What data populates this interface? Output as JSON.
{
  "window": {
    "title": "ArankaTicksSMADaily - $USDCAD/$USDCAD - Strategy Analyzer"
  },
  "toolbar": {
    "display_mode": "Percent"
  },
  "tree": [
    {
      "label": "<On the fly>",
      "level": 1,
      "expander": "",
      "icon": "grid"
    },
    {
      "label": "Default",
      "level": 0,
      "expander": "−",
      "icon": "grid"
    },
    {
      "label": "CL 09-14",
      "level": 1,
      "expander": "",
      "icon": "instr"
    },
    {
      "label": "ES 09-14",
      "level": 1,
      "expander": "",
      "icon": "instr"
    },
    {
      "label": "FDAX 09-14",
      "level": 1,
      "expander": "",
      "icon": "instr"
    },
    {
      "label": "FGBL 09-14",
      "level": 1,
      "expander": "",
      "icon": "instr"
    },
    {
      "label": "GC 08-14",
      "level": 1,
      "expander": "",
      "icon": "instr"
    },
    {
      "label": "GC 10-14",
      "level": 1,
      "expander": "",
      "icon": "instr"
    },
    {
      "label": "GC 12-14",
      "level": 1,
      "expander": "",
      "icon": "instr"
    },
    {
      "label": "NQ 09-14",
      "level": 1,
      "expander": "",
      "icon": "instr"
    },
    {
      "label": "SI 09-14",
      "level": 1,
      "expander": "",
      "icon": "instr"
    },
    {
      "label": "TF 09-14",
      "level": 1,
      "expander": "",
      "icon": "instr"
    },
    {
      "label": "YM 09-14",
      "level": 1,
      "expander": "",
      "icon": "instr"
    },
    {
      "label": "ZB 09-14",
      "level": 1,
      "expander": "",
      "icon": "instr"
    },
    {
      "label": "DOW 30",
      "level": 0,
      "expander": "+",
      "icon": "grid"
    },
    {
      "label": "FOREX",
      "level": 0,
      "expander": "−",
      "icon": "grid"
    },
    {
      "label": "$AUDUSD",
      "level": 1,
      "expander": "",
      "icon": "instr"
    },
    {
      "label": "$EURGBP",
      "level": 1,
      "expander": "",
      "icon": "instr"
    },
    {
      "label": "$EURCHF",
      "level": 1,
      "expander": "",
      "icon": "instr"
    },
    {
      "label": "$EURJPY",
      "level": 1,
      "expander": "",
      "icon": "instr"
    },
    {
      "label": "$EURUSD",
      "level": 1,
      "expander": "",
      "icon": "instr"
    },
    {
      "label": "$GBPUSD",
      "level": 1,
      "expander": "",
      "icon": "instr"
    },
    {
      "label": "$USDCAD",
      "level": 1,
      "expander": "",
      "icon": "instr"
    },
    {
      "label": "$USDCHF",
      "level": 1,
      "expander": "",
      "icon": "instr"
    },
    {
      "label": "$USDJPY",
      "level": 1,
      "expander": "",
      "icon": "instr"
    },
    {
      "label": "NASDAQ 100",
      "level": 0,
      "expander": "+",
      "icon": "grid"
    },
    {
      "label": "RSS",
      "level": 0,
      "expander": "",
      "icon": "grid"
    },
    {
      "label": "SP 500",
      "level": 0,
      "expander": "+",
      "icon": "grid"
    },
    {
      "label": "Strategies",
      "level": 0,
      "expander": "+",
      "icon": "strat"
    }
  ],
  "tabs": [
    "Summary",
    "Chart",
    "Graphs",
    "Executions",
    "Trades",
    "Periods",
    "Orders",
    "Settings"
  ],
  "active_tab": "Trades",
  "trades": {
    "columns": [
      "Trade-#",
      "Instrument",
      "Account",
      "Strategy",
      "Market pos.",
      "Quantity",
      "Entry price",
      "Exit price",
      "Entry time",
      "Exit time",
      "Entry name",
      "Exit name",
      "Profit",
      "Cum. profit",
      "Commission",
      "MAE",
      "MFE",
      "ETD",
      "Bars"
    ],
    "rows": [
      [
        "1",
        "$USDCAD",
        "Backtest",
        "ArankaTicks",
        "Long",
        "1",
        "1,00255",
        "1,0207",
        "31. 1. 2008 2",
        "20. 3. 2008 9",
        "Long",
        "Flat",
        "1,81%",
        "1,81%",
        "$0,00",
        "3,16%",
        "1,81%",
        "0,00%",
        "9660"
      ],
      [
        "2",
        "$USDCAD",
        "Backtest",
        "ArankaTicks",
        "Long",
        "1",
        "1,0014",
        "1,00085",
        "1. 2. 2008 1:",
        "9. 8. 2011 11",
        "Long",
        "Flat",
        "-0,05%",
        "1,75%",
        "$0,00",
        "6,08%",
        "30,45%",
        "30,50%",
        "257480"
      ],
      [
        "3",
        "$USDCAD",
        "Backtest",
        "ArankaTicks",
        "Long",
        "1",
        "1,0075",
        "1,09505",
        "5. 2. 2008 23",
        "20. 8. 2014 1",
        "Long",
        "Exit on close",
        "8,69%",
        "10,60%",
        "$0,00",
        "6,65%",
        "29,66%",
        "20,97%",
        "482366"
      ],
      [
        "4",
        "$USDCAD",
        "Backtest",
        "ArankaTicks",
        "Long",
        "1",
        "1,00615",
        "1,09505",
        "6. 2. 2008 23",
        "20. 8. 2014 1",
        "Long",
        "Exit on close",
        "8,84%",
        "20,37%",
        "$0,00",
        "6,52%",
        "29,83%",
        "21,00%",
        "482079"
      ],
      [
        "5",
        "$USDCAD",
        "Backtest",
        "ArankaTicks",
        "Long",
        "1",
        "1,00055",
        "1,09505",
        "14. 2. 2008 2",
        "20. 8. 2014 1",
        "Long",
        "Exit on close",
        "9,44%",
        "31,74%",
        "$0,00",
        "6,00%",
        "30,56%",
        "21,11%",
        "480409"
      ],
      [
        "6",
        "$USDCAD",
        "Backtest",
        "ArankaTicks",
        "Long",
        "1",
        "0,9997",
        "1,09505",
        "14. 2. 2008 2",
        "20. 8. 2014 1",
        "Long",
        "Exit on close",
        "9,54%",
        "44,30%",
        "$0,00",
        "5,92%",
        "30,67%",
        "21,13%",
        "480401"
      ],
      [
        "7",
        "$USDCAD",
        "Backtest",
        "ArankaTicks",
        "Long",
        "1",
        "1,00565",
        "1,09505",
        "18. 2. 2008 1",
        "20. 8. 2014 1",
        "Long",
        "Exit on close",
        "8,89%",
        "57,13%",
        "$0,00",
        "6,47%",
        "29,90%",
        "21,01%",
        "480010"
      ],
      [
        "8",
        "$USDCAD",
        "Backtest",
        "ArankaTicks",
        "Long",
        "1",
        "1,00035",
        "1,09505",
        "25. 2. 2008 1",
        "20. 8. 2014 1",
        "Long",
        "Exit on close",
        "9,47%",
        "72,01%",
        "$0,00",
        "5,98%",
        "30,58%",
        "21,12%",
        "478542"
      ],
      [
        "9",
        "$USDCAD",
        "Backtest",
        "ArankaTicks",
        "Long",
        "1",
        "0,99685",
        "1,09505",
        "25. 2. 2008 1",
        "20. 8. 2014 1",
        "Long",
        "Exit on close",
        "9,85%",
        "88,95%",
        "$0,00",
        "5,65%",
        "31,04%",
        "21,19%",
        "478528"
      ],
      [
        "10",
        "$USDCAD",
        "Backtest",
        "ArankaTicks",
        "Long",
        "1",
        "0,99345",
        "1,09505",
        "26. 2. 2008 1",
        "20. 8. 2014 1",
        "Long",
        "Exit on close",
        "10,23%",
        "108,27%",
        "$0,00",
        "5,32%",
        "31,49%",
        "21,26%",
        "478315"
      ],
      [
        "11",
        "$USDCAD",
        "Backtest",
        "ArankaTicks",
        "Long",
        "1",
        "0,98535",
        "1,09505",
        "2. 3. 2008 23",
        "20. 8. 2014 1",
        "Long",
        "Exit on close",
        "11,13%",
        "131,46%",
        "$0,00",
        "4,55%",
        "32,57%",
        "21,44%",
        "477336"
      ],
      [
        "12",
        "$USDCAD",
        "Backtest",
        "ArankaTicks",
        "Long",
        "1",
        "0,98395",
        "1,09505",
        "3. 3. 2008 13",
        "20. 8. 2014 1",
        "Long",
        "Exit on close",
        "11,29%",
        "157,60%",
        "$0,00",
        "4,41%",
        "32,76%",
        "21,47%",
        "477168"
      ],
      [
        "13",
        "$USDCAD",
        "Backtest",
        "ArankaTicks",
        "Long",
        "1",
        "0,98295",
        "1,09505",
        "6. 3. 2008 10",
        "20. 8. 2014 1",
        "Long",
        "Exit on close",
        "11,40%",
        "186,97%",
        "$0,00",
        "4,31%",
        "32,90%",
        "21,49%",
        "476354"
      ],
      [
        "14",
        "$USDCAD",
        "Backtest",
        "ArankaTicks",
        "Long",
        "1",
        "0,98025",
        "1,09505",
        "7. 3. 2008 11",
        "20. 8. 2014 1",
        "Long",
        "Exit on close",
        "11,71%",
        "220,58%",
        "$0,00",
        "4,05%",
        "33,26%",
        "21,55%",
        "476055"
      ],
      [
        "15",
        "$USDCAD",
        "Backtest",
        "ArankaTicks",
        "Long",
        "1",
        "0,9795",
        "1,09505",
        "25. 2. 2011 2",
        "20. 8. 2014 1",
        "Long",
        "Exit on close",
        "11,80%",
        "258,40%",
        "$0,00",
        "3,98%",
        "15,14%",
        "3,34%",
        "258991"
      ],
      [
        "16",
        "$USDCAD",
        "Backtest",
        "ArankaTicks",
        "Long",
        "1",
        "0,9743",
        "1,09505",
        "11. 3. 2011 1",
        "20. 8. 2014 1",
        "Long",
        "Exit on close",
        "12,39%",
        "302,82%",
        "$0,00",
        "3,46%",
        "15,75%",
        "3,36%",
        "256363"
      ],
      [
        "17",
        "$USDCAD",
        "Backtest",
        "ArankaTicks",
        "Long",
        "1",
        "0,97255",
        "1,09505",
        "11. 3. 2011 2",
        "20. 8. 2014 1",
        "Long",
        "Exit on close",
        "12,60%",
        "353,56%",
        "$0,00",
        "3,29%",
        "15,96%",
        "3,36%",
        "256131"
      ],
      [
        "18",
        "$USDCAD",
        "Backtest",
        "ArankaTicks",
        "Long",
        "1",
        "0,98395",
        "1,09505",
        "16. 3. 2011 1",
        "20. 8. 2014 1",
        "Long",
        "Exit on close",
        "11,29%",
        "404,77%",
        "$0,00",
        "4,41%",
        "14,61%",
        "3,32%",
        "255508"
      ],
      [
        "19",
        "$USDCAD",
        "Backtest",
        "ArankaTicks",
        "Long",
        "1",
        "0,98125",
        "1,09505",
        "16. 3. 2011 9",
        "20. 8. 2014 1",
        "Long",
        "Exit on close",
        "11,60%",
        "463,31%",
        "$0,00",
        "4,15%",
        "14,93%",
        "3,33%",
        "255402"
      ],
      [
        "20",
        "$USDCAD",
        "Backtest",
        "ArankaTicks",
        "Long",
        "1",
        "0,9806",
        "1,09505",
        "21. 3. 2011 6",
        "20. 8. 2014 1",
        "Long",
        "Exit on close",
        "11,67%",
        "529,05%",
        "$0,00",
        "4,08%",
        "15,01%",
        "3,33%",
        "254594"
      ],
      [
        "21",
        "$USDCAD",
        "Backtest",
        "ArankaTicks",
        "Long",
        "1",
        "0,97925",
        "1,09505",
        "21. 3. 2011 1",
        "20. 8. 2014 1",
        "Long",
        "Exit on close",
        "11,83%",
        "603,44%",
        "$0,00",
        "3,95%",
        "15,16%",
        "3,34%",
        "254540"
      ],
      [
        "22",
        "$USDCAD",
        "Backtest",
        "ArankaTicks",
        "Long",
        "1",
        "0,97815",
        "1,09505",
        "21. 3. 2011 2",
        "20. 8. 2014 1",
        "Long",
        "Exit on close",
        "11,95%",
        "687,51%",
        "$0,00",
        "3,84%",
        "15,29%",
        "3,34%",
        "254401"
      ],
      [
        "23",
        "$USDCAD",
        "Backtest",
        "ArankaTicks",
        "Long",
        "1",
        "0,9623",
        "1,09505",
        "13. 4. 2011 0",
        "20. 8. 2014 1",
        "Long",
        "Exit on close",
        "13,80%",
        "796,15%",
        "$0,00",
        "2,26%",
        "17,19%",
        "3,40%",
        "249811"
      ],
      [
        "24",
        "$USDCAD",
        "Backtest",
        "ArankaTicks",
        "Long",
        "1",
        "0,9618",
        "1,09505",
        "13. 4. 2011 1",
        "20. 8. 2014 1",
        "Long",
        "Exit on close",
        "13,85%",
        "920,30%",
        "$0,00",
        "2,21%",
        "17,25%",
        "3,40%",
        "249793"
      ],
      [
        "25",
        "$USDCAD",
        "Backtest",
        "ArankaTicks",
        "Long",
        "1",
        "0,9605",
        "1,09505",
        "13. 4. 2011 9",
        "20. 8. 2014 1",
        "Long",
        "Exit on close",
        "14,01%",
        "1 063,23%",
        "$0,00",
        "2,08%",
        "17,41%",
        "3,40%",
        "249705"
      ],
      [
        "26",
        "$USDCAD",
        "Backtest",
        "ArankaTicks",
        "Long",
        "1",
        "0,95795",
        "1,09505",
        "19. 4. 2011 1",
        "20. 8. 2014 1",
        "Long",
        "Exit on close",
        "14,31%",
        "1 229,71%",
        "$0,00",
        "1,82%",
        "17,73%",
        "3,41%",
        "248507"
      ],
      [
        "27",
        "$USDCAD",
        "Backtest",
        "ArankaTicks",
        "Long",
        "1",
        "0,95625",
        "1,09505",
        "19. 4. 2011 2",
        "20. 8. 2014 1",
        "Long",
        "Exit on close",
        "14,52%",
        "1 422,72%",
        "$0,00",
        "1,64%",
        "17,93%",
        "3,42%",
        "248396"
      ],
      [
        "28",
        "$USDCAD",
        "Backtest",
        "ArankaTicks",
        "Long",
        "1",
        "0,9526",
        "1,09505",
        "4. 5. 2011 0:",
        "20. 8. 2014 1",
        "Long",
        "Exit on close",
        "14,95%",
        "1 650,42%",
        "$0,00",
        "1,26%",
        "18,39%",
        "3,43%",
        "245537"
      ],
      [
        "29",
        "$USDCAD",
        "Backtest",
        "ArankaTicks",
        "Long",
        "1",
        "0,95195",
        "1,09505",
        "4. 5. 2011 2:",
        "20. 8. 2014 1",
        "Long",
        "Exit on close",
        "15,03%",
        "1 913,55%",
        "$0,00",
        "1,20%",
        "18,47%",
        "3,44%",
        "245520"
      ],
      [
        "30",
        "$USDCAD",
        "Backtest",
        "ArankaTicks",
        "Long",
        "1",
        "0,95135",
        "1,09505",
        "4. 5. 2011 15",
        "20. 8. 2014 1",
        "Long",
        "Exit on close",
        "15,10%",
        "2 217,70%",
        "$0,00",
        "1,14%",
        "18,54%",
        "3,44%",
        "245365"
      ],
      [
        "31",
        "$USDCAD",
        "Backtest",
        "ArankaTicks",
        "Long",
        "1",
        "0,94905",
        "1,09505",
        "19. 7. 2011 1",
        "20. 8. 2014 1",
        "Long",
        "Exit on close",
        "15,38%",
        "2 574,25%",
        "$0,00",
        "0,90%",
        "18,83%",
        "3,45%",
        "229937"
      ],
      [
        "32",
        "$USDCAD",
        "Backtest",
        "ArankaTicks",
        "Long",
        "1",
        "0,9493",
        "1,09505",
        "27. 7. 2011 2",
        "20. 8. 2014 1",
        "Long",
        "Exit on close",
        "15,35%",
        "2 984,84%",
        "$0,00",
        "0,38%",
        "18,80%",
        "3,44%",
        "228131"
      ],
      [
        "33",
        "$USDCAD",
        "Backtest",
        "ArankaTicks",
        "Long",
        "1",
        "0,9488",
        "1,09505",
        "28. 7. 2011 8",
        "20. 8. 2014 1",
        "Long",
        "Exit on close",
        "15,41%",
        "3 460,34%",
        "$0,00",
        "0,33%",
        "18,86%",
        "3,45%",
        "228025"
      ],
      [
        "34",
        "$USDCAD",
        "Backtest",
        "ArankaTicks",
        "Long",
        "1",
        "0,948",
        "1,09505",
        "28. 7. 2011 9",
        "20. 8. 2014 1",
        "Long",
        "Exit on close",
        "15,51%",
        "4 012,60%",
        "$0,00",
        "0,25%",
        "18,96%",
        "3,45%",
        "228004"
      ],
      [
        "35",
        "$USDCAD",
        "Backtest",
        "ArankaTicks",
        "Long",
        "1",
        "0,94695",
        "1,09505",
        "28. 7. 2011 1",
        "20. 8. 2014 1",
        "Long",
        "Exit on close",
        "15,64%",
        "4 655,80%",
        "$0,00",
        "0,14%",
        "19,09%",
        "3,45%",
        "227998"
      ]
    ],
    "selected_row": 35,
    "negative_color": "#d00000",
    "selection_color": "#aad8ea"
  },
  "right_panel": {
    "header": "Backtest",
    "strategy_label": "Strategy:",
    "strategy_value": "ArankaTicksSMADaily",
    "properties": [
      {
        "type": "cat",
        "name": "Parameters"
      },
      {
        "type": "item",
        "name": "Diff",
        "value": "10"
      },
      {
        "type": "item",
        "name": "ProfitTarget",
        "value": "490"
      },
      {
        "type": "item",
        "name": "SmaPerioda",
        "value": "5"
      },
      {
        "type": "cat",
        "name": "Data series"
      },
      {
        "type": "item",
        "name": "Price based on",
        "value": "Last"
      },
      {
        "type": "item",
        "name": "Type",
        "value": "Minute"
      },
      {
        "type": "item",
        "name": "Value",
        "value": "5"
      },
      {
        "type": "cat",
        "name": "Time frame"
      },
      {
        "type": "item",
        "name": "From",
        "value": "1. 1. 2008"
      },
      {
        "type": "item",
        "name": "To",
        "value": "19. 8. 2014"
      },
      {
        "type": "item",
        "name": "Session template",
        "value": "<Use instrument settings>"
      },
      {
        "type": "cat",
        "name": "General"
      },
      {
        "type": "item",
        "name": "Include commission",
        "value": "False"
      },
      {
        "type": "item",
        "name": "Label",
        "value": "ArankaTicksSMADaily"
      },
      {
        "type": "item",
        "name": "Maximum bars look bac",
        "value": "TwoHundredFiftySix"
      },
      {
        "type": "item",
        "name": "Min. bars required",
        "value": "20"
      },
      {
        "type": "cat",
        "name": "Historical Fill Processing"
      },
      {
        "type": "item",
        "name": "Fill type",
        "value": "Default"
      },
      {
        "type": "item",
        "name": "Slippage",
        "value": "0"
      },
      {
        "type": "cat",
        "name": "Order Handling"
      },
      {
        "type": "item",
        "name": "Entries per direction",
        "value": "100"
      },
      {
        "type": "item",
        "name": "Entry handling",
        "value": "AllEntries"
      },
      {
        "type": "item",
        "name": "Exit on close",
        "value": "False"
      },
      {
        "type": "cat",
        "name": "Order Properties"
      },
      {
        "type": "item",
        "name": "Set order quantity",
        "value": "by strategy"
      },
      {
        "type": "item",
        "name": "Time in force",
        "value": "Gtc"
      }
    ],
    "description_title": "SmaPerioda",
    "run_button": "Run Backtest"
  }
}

[Task to carry out]
Identify all lines where the word "ArankaTicksSMADaily" shows up. Copy them.

[Written response]
    "title": "ArankaTicksSMADaily - $USDCAD/$USDCAD - Strategy Analyzer"
    "strategy_value": "ArankaTicksSMADaily",
        "value": "ArankaTicksSMADaily"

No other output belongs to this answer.